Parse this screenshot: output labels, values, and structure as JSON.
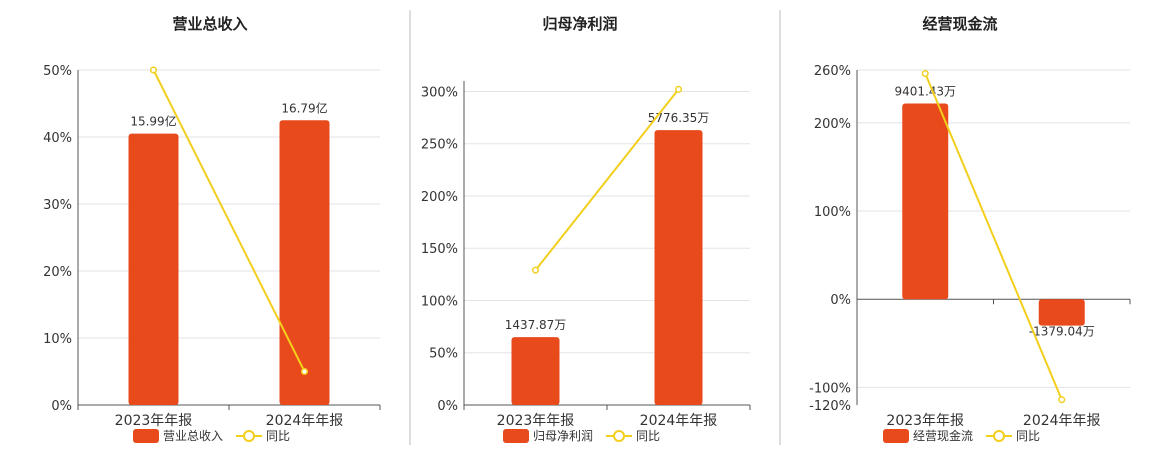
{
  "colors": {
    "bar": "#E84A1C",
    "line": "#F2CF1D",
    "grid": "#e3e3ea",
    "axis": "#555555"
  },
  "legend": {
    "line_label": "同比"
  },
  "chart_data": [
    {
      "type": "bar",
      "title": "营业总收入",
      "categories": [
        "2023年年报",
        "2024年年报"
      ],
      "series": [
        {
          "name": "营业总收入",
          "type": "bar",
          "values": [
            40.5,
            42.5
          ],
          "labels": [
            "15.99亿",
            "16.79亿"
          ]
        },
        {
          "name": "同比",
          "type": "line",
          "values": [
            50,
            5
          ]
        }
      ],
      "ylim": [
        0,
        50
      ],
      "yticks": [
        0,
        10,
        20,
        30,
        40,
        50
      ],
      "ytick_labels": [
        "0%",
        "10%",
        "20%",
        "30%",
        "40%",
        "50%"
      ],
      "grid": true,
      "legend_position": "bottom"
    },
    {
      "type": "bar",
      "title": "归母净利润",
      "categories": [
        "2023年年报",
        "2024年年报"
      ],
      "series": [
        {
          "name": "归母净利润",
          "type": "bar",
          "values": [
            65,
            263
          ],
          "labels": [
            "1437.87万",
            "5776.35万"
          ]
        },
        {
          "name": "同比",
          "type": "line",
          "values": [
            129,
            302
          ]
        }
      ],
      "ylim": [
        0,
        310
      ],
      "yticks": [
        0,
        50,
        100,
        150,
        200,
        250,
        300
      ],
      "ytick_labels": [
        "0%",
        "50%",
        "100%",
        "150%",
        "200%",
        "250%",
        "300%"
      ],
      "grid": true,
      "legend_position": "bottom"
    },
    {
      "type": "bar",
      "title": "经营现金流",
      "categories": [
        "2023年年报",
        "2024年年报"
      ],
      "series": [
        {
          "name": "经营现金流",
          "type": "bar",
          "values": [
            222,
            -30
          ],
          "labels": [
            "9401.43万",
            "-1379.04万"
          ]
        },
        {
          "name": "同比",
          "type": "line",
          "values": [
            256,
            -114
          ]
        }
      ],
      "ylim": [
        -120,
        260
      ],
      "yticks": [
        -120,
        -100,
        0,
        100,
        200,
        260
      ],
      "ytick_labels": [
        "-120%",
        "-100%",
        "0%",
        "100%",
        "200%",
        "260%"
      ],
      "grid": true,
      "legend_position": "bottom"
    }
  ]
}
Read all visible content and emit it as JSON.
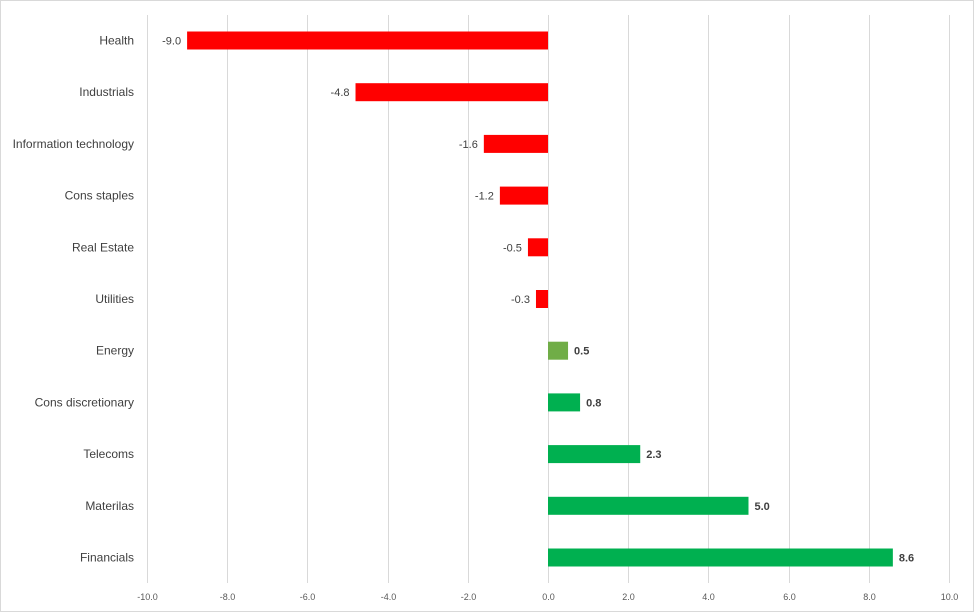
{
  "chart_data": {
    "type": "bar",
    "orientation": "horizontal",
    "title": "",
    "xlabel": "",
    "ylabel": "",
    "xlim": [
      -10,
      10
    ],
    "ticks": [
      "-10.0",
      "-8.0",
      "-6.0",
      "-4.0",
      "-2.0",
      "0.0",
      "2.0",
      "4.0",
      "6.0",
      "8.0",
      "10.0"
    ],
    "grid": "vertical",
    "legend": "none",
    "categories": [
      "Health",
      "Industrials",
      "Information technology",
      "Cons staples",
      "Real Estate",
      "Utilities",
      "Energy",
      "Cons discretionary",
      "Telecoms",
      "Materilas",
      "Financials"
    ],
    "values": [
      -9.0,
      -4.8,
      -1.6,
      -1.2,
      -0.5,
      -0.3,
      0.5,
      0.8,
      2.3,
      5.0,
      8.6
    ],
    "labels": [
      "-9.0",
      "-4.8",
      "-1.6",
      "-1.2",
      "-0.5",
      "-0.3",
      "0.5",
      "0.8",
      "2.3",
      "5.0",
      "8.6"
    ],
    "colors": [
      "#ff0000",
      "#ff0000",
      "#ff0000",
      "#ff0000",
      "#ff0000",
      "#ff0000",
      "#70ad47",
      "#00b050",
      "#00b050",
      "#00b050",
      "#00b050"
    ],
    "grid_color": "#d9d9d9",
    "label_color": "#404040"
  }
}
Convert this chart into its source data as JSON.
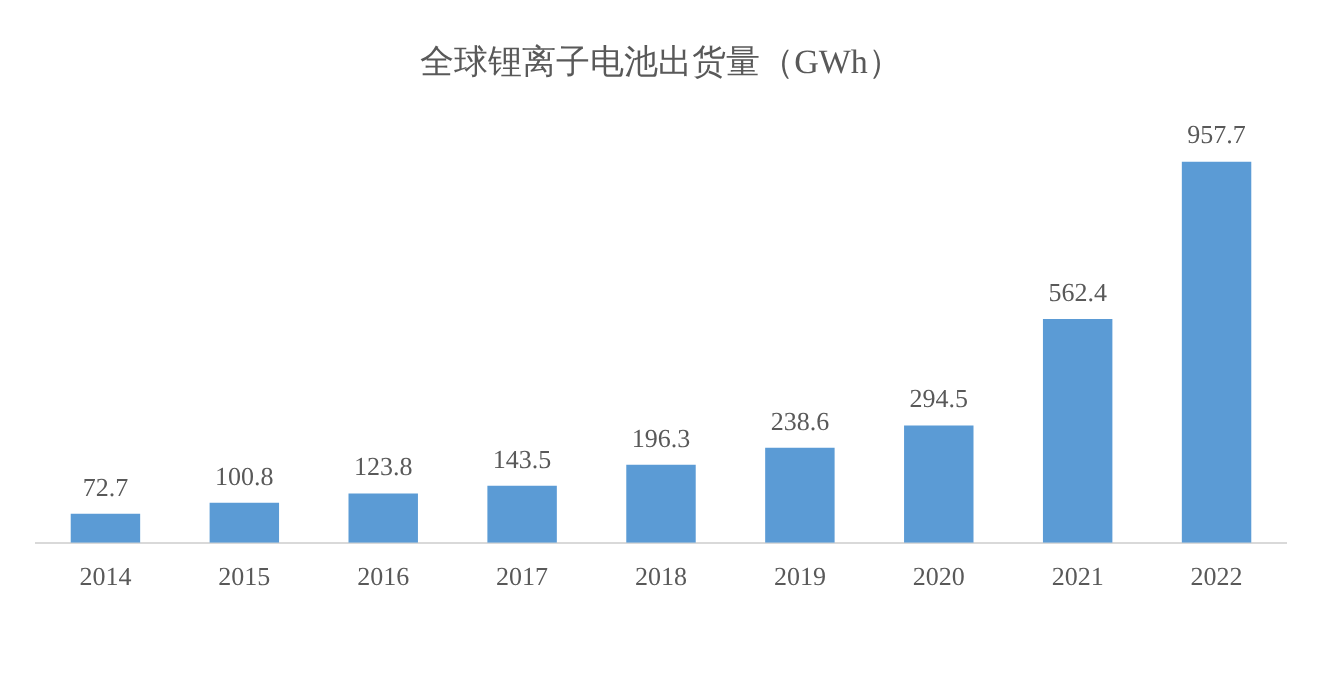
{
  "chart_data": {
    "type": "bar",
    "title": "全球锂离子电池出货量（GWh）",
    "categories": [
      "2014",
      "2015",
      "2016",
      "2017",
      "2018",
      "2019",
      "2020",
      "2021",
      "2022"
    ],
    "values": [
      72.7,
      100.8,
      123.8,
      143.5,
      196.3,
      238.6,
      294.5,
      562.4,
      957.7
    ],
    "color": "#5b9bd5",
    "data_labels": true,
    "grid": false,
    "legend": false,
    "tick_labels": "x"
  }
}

----

What the exercise asks
Quote only the lines that start at the line holding "Convert this chart" and end at the last line of the entries, including both of those lines, and omit every picture.

Correct output
Convert this chart into its source data as JSON.
{
  "chart_data": {
    "type": "bar",
    "title": "全球锂离子电池出货量（GWh）",
    "categories": [
      "2014",
      "2015",
      "2016",
      "2017",
      "2018",
      "2019",
      "2020",
      "2021",
      "2022"
    ],
    "values": [
      72.7,
      100.8,
      123.8,
      143.5,
      196.3,
      238.6,
      294.5,
      562.4,
      957.7
    ],
    "color": "#5b9bd5",
    "data_labels": true,
    "grid": false,
    "legend": false,
    "tick_labels": "x"
  }
}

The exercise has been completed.